▶ _Task goal_:
If a line in the entries below includes the string "entry", copy it out.

[[ Recorded data, beginning ]]

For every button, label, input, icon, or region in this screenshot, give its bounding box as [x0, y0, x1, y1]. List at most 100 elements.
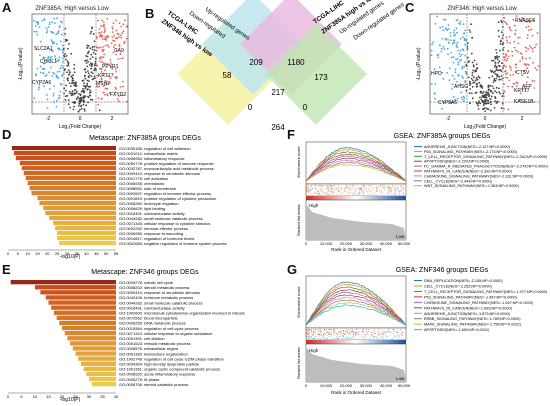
- volcano-point: [58, 47, 61, 50]
- volcano-point: [443, 48, 446, 51]
- bar: [70, 341, 116, 346]
- volcano-point: [507, 108, 510, 111]
- volcano-point: [496, 73, 498, 76]
- volcano-point: [516, 85, 518, 87]
- volcano-point: [497, 29, 500, 32]
- volcano-point: [459, 60, 461, 62]
- volcano-point: [441, 37, 444, 40]
- enrichment-curve: [305, 162, 407, 182]
- volcano-point: [494, 90, 496, 93]
- volcano-point: [33, 97, 36, 100]
- volcano-point: [501, 21, 503, 24]
- volcano-point: [513, 83, 516, 85]
- volcano-point: [489, 69, 492, 72]
- volcano-point: [46, 94, 48, 96]
- legend-entry: ERBB_SIGNALING_PATHWAY(NES=-1.789;NP=0.0…: [424, 317, 521, 321]
- volcano-point: [79, 108, 81, 111]
- legend-entry: CELL_CYCLE(NES=-2.444;NP=0.0000): [424, 179, 492, 183]
- bar-label: GO:0006954: inflammatory response: [119, 156, 185, 161]
- volcano-point: [54, 55, 56, 58]
- tick-label: 30: [87, 394, 92, 399]
- volcano-point: [434, 93, 436, 95]
- volcano-point: [504, 70, 507, 72]
- volcano-point: [100, 31, 103, 34]
- volcano-point: [494, 61, 497, 64]
- volcano-point: [512, 18, 515, 21]
- volcano-point: [454, 68, 457, 71]
- volcano-point: [431, 43, 433, 46]
- bar-label: GO:0051383: kinetochore organization: [119, 351, 188, 356]
- volcano-point: [104, 93, 106, 96]
- volcano-point: [97, 19, 99, 22]
- volcano-point: [90, 53, 93, 56]
- volcano-point: [106, 87, 109, 90]
- volcano-point: [70, 75, 73, 78]
- volcano-point: [507, 85, 509, 88]
- volcano-point: [99, 60, 101, 63]
- volcano-point: [536, 69, 538, 71]
- volcano-point: [519, 98, 522, 101]
- volcano-point: [533, 87, 536, 89]
- legend-entry: APOPTOSIS(NES=-2.224;NP=0.0000): [424, 160, 490, 164]
- volcano-point: [73, 105, 76, 108]
- bar-label: GO:1901361: organic cyclic compound cata…: [119, 367, 220, 372]
- volcano-point: [118, 36, 120, 38]
- volcano-point: [472, 65, 475, 68]
- volcano-point: [114, 91, 117, 93]
- volcano-point: [58, 70, 61, 73]
- bar-label: GO:1902749: regulation of cell cycle G2/…: [119, 356, 224, 361]
- volcano-point: [503, 59, 506, 61]
- volcano-point: [114, 86, 117, 89]
- volcano-point: [104, 79, 107, 82]
- volcano-point: [451, 42, 454, 45]
- volcano-point: [512, 73, 515, 76]
- volcano-point: [494, 79, 497, 82]
- volcano-point: [495, 52, 498, 54]
- volcano-point: [459, 38, 462, 40]
- venn-count: 173: [314, 73, 328, 82]
- volcano-point: [498, 87, 500, 90]
- volcano-point: [494, 100, 496, 102]
- volcano-point: [90, 75, 93, 78]
- volcano-point: [509, 29, 512, 32]
- volcano-point: [45, 27, 48, 30]
- volcano-point: [115, 70, 117, 73]
- volcano-point: [117, 98, 119, 100]
- volcano-point: [110, 42, 113, 45]
- xtick: 20,000: [340, 383, 353, 388]
- bar-label: GO:0002252: immune effector process: [119, 226, 188, 231]
- volcano-point: [521, 17, 524, 19]
- volcano-point: [122, 85, 124, 88]
- bar: [78, 356, 116, 361]
- volcano-point: [112, 22, 115, 24]
- tick-label: 25: [73, 394, 78, 399]
- gene-label: CHI3L1: [40, 59, 57, 65]
- enrichment-curve: [305, 281, 407, 326]
- volcano-point: [41, 19, 44, 22]
- volcano-point: [509, 66, 512, 69]
- volcano-point: [82, 103, 85, 106]
- xtick: 50,000: [398, 383, 411, 388]
- volcano-point: [513, 24, 516, 27]
- volcano-point: [83, 95, 85, 97]
- volcano-point: [455, 27, 458, 30]
- volcano-point: [476, 102, 478, 105]
- volcano-point: [452, 56, 455, 58]
- bar-label: GO:0006629: lipid binding: [119, 206, 165, 211]
- volcano-point: [500, 31, 503, 33]
- volcano-point: [56, 99, 58, 102]
- volcano-point: [49, 56, 52, 59]
- volcano-point: [86, 44, 89, 47]
- volcano-point: [118, 22, 121, 25]
- volcano-point: [449, 35, 452, 37]
- volcano-point: [69, 92, 72, 95]
- volcano-point: [122, 80, 124, 83]
- volcano-point: [77, 110, 80, 113]
- volcano-point: [525, 20, 528, 23]
- volcano-point: [100, 56, 102, 58]
- volcano-point: [477, 104, 480, 107]
- volcano-point: [121, 32, 123, 34]
- bar: [40, 290, 116, 295]
- tick-label: 0: [7, 251, 10, 256]
- bar-label: GO:0034364: high-density lipoprotein par…: [119, 362, 200, 367]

[[ Recorded data, end ]]

▶ _Written reply_:
- legend-entry: ERBB_SIGNALING_PATHWAY(NES=-1.789;NP=0.0…: [424, 317, 521, 321]
- legend-entry: CELL_CYCLE(NES=-2.444;NP=0.0000): [424, 179, 492, 183]
- legend-entry: APOPTOSIS(NES=-2.224;NP=0.0000): [424, 160, 490, 164]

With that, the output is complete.